_TASK ITEM 1_
From the post on the King Pleasure Prestige session, list every musician or bandleader Ed "Schubert" Swanston is said to have played with.
_TASK ITEM 2_
Render this sentence from the post on the King Pleasure Prestige session in Spanish: "Most of his work in the 50s was in the house band for Apollo Records."
_TASK ITEM 3_
Go on with the post on the King Pleasure Prestige session, picking up after its final sentence.

Friday, January 16, 2015

Listening to Prestige Records Part 72: King Pleasure

Strange, but this is the session that was. You'd have thought, perhaps, that after having a hit record off of the first King Pleasure session, Weinstock would have planned a whole recording session around him, and gotten him some serious A-list musicians, led by someone better than Teacho Wiltshire. But instead, he seems to have been a sort of afterthought on a session led by someone who wasn't as good as Teacho Wiltshire--although not bad.

The Charlie Ferguson Quintet recorded eight songs that day, six of them without King Pleasure. Of those six, only two ("When Day is Done" and "Stop Talkin', Start Walkin'" were ever released, although their version of "Christmas Song," with the Mello-Moods singing pretty good backup vocals to a sort of Earl Bostic-type sax solo by Ferguson, has showed up on YouTube. Prestige had Ferguson back a few months later to record six more songs, none of which were released.

So, let's start with the band. Ferguson had some solid rhythm and blues credentials, having played with Arnett Cobb and Jimmy Liggins. Most of his work in the 50s was in the house band for Apollo Records. But he couldn't make that breakthrough, and today he's probably best known, if at all, for the two King Pleasure songs. He's also, for what it's worth, the third Ferguson to record for Prestige in 1952. I don't know if he's related to either Rudy or H-Bomb. He has an extended solo at the end of "Jumpin' With Symphony Sid," which cooks.

Ed Lewis's credentials go back to Bennie Moten in Kansas City, who played for many years with Basie, although he never soloed, and was considered by Harry "Sweets" Edison to be, along with Snooky Young, one of the two greatest first trumpets he ever played with. Ed "Schubert" Swanston actually worked extensively with the Mello-Moods, which may have been what brought him to the gig. He also had gotten around the jazz world, playing with Louis Armstrong from 1943-45, and also with such as Gene Krupa, Andy Kirk, Oran "Hot Lips" Page, Lucky Millinder, Art Blakey, Erskine Hawkins and Jimmy Rushing.

_LISTED RECORDS_
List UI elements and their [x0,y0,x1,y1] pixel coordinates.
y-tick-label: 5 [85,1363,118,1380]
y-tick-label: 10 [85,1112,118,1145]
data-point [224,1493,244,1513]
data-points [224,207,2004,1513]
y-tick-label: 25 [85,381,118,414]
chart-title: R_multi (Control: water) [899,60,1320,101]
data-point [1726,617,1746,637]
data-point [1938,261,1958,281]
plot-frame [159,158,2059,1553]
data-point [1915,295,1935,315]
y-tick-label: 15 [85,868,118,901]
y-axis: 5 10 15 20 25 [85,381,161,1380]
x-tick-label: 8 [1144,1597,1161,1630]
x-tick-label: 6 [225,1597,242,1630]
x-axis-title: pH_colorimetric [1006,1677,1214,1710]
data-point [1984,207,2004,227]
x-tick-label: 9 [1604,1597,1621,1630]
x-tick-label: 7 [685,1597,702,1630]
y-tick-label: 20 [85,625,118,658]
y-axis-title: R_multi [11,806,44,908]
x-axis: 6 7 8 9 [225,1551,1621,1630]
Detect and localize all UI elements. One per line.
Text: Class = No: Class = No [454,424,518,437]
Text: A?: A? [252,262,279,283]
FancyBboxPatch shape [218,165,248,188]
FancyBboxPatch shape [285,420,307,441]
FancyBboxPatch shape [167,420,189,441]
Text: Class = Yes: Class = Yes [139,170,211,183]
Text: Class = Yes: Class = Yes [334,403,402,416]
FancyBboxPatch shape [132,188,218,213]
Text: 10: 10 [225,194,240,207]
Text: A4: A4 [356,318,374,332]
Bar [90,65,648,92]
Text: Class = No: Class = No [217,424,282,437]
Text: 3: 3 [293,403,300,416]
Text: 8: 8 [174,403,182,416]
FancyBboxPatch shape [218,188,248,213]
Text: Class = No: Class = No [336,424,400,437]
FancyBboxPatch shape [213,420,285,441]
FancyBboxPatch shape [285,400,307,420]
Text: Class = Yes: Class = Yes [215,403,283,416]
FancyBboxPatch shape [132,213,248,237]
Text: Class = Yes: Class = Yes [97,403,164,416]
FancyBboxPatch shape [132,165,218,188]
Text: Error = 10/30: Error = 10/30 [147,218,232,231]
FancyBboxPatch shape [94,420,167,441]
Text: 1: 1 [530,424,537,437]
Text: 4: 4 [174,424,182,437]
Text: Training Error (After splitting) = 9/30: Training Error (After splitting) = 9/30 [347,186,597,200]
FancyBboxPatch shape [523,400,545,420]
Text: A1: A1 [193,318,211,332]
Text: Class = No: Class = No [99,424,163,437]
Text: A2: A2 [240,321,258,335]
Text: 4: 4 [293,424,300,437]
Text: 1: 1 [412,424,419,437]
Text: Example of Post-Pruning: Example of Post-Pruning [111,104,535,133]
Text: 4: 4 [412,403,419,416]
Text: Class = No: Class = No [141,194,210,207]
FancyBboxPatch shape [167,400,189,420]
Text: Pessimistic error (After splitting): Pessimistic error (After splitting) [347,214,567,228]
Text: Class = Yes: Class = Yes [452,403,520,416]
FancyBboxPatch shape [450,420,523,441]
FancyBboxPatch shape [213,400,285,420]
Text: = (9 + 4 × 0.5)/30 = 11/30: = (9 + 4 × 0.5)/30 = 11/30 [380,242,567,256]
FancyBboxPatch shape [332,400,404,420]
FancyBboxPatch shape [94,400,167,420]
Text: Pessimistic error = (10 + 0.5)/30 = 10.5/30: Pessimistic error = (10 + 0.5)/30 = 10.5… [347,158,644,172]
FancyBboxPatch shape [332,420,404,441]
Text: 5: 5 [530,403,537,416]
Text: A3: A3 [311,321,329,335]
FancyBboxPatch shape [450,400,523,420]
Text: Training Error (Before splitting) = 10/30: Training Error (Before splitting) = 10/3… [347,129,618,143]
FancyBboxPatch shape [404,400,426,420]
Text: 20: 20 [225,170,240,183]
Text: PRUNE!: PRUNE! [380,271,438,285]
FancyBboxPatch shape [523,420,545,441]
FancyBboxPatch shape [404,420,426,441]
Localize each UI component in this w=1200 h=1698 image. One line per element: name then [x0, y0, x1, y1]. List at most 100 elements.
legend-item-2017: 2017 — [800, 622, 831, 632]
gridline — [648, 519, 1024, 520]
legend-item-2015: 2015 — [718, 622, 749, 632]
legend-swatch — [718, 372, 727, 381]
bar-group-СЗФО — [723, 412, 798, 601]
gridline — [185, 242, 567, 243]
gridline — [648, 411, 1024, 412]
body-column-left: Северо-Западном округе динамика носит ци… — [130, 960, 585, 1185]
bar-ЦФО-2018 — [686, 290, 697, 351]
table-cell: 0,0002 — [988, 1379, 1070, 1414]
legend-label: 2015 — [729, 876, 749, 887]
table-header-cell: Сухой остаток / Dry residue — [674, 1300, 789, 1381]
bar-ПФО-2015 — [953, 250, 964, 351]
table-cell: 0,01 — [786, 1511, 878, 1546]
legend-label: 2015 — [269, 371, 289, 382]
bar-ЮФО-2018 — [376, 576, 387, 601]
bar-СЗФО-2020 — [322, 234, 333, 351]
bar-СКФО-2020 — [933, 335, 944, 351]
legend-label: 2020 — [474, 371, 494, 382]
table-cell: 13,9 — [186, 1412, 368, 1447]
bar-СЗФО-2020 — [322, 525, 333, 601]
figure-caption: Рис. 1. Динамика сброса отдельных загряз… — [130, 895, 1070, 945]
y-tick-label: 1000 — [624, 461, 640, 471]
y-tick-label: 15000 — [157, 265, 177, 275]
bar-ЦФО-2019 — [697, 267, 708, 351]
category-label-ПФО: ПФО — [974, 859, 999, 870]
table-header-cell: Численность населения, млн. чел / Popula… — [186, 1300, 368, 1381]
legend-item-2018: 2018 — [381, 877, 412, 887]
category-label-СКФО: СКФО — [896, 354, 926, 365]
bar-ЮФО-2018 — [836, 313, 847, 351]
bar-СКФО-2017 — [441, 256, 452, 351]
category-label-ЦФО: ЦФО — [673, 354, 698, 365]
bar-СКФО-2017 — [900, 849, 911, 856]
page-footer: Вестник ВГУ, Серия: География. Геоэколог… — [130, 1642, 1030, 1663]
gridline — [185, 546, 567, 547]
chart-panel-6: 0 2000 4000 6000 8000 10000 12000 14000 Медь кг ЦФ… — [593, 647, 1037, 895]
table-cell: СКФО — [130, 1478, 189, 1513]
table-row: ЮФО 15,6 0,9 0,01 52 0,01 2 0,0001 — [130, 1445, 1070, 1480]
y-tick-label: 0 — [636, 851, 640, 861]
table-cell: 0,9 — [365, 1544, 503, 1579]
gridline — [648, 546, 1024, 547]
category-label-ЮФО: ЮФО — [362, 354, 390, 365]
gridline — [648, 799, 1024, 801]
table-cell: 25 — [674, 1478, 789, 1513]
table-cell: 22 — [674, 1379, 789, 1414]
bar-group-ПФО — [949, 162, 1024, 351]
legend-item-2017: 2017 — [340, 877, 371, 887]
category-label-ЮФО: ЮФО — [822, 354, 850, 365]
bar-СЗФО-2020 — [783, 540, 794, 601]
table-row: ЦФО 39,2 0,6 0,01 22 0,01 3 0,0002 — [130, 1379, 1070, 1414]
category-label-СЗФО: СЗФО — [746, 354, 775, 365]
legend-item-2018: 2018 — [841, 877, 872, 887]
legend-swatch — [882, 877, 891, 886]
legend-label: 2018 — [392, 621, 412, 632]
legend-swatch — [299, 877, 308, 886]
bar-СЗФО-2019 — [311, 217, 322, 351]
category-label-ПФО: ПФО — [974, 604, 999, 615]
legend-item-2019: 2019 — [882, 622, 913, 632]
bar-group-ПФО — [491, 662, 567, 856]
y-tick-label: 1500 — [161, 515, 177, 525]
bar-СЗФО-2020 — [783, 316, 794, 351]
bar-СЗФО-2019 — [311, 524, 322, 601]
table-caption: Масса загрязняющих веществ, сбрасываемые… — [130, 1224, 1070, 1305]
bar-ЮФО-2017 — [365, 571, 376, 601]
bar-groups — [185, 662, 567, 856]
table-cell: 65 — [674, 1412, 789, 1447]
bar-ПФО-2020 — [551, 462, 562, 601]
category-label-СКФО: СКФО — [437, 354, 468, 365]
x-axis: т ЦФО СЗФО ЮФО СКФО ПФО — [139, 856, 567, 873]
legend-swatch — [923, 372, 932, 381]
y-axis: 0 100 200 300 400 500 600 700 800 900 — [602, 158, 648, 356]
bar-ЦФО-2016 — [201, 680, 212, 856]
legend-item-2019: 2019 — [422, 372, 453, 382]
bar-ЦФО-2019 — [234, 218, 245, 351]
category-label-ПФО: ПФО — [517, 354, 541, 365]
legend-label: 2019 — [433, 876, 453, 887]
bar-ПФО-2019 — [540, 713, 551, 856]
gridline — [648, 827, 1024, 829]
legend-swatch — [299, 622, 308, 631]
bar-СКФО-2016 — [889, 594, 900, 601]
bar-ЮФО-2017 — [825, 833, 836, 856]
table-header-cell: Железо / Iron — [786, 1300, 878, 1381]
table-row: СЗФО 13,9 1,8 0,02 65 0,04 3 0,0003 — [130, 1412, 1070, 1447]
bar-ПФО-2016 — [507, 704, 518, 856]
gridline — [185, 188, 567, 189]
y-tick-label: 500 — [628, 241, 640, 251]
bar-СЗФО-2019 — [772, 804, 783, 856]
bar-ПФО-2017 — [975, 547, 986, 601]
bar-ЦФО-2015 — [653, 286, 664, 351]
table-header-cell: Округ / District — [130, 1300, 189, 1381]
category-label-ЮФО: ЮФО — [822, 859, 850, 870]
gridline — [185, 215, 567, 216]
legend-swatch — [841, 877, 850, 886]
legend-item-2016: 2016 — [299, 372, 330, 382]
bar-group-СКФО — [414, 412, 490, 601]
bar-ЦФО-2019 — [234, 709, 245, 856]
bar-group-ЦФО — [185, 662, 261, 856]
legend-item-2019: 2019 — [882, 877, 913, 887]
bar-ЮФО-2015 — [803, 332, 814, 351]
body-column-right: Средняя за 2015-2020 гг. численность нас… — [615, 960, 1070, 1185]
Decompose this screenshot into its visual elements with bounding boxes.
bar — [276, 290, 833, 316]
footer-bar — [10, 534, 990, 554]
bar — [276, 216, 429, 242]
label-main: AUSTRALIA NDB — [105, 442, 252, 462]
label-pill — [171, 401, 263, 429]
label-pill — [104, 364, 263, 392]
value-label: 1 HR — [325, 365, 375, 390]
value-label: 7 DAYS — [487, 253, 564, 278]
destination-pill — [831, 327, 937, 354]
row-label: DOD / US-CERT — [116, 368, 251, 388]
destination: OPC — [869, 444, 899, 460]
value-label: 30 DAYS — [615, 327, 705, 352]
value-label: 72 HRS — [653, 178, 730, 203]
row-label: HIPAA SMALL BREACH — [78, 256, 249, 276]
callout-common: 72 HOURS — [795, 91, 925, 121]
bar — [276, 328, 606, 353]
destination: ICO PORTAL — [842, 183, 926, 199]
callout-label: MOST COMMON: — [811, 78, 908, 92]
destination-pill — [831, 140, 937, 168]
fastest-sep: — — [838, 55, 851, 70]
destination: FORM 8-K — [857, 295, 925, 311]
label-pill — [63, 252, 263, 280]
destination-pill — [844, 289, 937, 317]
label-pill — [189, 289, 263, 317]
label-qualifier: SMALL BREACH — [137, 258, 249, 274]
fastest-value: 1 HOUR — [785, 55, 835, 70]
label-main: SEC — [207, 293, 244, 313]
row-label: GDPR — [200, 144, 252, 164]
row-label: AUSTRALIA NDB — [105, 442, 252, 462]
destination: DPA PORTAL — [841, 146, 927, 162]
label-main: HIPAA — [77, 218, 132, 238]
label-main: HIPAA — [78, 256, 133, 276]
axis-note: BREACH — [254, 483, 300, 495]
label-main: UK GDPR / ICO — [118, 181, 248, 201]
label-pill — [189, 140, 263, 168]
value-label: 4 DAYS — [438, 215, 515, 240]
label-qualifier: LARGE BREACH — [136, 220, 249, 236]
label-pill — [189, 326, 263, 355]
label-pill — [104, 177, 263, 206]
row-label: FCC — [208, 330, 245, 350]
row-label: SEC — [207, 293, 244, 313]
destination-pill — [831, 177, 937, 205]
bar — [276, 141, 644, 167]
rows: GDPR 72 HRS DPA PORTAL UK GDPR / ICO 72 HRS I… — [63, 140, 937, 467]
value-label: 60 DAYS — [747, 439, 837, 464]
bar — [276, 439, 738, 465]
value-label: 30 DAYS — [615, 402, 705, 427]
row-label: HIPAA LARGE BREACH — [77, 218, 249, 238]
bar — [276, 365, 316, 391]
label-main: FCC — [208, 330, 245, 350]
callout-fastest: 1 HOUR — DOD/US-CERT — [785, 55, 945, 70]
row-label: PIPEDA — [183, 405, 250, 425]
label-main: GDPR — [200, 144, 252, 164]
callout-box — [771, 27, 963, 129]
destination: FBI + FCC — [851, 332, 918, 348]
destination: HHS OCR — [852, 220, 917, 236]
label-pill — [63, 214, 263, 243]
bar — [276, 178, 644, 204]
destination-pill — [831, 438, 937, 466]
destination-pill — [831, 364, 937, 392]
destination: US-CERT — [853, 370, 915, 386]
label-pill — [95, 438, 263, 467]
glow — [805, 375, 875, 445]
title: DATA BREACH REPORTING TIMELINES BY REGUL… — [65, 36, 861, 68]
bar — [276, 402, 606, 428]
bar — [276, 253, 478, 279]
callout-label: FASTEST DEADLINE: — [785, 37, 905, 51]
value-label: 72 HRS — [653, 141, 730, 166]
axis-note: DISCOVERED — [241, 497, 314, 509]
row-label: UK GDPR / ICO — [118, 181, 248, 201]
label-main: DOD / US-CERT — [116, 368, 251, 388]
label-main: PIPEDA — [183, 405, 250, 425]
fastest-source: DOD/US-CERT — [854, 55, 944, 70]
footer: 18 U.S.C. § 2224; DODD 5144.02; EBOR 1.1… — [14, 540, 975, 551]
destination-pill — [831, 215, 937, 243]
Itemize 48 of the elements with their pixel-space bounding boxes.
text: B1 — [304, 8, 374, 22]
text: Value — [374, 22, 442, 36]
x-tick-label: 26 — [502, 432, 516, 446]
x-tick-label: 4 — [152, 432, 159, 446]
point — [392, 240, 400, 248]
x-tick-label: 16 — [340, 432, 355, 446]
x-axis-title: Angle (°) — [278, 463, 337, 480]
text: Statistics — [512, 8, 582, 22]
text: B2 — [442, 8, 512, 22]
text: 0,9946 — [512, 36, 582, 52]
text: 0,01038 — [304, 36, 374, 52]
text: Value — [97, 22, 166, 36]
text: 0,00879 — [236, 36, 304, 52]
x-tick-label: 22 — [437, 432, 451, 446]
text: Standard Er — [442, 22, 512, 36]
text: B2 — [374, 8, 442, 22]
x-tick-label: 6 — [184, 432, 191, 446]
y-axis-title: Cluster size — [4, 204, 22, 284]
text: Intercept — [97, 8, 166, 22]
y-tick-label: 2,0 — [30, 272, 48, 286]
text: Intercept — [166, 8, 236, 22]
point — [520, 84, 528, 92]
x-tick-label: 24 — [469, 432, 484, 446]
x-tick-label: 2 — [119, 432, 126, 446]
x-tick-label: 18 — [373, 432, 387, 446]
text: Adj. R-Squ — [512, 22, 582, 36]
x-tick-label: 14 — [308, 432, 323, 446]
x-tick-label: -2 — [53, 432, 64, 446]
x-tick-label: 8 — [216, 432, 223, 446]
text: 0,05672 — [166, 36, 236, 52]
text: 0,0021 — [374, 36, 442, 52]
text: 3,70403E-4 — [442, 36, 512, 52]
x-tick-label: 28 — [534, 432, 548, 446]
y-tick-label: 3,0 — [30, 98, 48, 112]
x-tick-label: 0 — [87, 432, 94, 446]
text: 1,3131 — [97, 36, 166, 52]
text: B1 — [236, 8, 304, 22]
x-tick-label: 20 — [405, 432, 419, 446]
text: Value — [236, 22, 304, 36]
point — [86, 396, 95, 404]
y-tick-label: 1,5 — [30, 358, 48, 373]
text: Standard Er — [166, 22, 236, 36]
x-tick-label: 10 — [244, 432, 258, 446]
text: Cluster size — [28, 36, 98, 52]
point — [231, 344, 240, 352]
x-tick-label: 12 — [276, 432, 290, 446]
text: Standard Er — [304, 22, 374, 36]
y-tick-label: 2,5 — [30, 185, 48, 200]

_TASK RESPONSE 1_
Louis Armstrong, Gene Krupa, Andy Kirk, Oran "Hot Lips" Page, Lucky Millinder, Art Blakey, Erskine Hawkins, Jimmy Rushing

_TASK RESPONSE 2_
La mayor parte de su trabajo en los años 50 fue en la banda residente de Apollo Records.

_TASK RESPONSE 3_
Peck Morrison would have a few turns in the Prestige studios, with Zoot Sims, J.J. and Kai, and Willis "Gator Tail" Jackson. He also recorded with Horace Silver, Gigi Gryce, and Art Farmer, and played with pretty much everyone: Gerry Mulligan, Carmen McRae, Tiny Bradshaw, Eddie Jefferson, Duke Ellington, Lou Donaldson, Mal Waldron, Randy Weston, Red Garland...I know I'm going on about these guys, when the real news about this session is King Pleasure and Betty Carter, but that's part of my pleasure in doing this blog. Jazz rode on the backs of guys like Ed Lewis and Peck Morrison...and Herbie Lovell, for many years house drummer at the Savoy Ballroom, who started with Hot Lips Page, then worked with Hal Singer, Johnny Moore's Three Blazes, Earl Hines,  Lucky Thompson, Jimmy Rushing, Arnett Cobb and pianist Teddy Wilson. Which is a lot of versatility, but there's more. He also played drums on The Freewheelin' Bob Dylan, and on albums bv John Denver, B. B. King, and...the Monkees?


King Pleasure broke through with Eddie Jefferson's magnificent treatment of "Moody's Mood," and came back this time with his own vocalese versions -- of Gene Ammons's "Red Top" (a really good start) and Lester Young's "Jumpin' With Symphony Sid" (has become a classic).

Carmen MacRae once said, "There's really only one jazz singer – only one: Betty Carter." Carter's improvisational gifts are legendary, but here on her one cut ("Red Top") she's mostly singing harmony with Pleasure, although she does get to let loose on one chorus. And again, you have to wonder. "We can get Betty Carter for this date." "OK, we'll use her for one song on the Charlie Ferguson session."

And what can you say about King Pleasure? He should have recorded more. But we have what we have, and these two are right up there with his best. And maybe it wasn't so much an afterthought to the Ferguson session -- maybe these were the only two songs Pleasure had at that time. Annie Ross may have tossed off "Twisted" in one night, but this stuff really isn't easy to write.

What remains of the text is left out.